INSTRUCTIONS TO FOLLOW
Of all the lines in the material, how many include the word "United"? Reply with the number alone.

DATA PROVIDED
============================================================

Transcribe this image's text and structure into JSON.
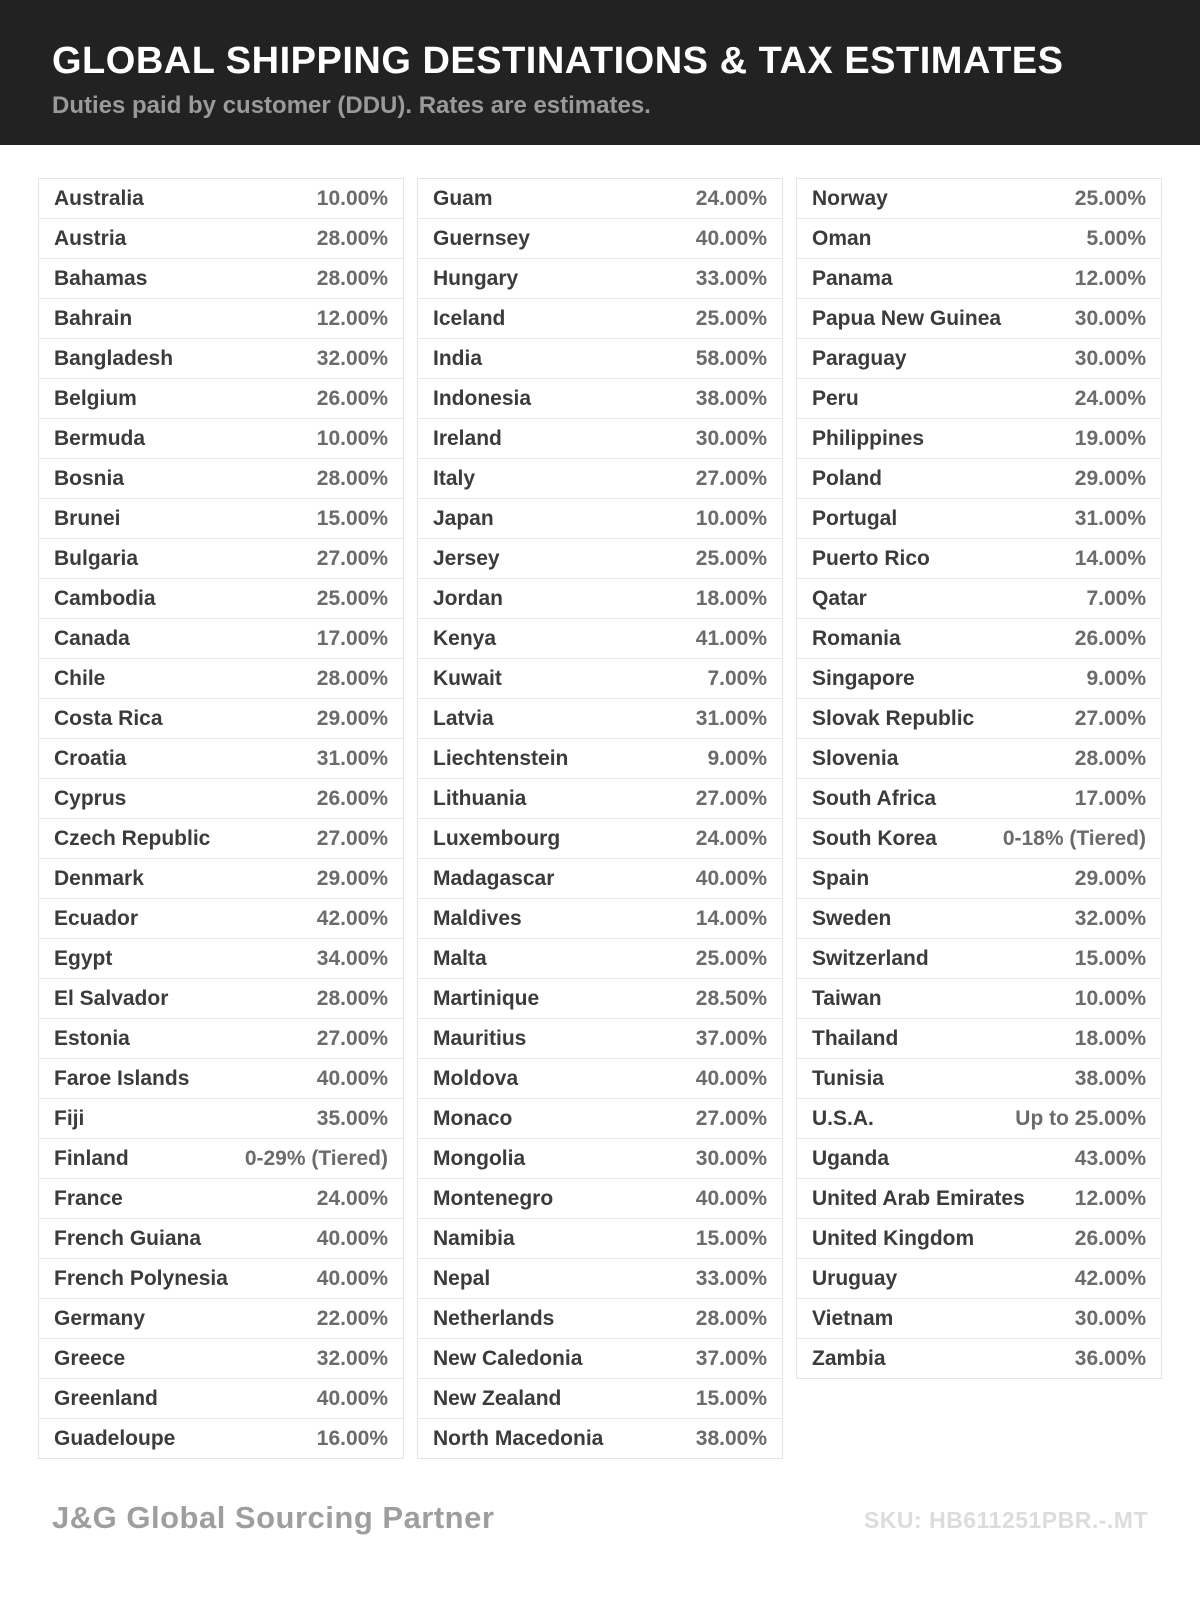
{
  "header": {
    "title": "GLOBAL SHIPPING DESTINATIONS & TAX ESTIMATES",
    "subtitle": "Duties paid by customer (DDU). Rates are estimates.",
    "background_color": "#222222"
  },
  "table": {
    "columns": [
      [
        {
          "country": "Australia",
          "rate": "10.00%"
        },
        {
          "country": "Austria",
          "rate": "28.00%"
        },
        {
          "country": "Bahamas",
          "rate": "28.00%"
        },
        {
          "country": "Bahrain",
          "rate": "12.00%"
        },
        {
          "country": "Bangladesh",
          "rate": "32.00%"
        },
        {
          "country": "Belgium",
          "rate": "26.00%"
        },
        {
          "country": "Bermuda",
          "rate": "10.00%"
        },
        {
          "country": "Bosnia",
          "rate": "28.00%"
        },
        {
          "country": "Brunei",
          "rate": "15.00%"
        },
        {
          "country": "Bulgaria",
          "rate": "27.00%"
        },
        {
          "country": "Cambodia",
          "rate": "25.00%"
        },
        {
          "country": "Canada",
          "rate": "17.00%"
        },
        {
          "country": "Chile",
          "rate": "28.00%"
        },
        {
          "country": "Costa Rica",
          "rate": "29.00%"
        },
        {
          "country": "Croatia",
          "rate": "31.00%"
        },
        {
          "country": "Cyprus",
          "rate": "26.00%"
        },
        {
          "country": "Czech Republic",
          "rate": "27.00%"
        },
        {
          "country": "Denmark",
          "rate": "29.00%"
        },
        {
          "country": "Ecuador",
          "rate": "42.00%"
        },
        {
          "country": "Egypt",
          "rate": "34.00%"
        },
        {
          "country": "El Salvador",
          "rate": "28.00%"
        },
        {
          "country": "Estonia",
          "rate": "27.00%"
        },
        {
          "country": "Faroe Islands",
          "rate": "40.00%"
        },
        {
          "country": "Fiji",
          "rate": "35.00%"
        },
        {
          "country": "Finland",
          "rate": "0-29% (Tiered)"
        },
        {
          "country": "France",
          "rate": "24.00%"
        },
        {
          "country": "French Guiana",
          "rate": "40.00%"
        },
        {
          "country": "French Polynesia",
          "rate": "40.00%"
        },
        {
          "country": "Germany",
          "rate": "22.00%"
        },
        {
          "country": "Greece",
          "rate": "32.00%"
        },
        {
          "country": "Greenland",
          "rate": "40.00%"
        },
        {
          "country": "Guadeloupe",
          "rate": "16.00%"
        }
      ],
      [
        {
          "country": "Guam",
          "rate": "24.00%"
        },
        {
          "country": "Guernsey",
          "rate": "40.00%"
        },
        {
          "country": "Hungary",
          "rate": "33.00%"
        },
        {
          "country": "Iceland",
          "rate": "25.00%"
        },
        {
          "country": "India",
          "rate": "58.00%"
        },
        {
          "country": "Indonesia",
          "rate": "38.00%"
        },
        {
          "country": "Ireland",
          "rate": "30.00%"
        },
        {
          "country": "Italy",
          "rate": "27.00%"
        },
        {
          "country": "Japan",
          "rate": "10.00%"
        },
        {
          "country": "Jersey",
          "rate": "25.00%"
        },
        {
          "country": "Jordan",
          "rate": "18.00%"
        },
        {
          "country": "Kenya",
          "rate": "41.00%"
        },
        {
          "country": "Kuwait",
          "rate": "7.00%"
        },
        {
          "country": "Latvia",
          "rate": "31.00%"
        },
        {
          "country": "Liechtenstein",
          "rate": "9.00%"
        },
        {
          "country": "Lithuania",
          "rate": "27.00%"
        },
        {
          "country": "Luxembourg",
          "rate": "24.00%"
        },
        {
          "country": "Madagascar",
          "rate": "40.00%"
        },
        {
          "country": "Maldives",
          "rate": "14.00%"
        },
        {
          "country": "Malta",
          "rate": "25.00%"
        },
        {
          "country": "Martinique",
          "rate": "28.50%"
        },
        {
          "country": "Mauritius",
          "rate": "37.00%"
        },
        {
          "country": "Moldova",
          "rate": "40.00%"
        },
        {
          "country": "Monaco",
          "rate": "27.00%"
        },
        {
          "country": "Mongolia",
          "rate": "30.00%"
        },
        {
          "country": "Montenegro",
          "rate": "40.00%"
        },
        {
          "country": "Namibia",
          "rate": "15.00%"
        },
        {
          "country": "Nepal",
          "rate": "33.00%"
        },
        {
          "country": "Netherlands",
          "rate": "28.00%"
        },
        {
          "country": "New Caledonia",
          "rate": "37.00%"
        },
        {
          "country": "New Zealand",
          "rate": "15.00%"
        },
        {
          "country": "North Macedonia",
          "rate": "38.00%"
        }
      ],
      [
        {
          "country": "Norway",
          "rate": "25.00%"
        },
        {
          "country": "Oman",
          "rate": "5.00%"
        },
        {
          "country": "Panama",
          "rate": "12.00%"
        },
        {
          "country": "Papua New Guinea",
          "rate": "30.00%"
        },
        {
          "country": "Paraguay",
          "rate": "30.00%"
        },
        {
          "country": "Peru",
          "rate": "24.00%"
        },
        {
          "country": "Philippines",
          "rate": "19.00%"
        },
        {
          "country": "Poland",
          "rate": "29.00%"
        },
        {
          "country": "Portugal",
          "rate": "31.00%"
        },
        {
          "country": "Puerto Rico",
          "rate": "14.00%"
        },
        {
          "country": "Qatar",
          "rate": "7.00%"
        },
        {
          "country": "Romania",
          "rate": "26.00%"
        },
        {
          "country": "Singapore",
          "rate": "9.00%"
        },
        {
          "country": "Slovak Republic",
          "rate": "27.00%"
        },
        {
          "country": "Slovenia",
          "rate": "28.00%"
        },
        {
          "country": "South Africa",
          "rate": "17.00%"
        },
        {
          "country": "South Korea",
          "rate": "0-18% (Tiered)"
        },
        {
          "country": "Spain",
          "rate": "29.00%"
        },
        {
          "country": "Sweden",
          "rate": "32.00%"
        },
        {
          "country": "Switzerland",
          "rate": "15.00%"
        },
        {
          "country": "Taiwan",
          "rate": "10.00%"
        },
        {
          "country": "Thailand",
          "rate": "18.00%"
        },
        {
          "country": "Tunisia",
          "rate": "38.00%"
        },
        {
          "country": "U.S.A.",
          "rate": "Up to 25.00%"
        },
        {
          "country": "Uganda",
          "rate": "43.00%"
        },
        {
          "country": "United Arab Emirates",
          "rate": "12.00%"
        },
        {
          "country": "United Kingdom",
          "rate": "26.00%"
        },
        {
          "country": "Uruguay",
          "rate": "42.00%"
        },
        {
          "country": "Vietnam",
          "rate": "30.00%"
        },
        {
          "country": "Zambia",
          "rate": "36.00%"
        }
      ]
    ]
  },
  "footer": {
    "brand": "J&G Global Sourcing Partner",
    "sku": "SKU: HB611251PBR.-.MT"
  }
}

============================================================

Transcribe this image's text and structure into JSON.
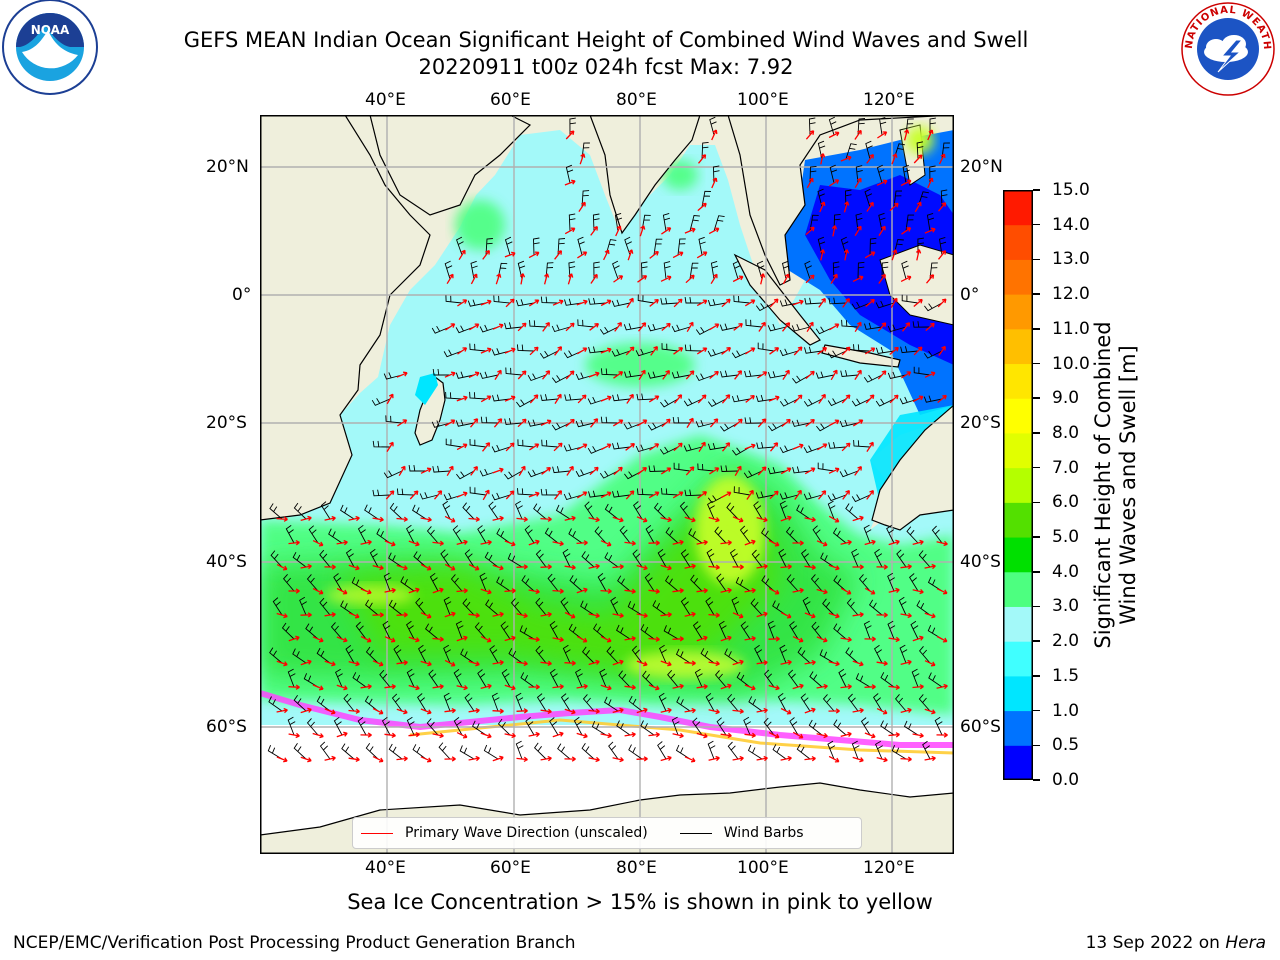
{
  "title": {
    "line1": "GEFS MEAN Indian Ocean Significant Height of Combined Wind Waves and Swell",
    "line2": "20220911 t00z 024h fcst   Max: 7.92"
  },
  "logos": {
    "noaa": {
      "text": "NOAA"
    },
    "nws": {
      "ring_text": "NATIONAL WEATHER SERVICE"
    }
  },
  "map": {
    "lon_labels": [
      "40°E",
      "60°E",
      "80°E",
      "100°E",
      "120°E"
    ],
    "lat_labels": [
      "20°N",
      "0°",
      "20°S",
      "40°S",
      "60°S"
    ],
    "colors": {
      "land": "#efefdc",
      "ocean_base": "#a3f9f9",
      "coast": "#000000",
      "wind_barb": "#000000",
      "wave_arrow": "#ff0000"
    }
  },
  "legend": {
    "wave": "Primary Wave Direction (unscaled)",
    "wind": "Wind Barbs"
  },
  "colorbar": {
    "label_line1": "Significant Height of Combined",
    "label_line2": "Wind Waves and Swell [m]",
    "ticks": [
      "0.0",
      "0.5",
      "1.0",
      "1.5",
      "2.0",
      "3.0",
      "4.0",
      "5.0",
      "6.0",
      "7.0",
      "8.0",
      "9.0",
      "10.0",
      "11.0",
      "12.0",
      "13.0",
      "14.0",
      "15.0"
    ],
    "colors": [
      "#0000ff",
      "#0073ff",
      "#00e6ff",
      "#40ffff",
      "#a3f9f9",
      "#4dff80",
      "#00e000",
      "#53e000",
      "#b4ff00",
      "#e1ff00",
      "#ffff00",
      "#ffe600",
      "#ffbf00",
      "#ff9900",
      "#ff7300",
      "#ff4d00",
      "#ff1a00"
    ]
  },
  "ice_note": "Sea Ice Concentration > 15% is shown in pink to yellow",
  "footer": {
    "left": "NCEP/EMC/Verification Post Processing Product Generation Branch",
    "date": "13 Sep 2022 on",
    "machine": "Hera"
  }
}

============================================================

REPLY
2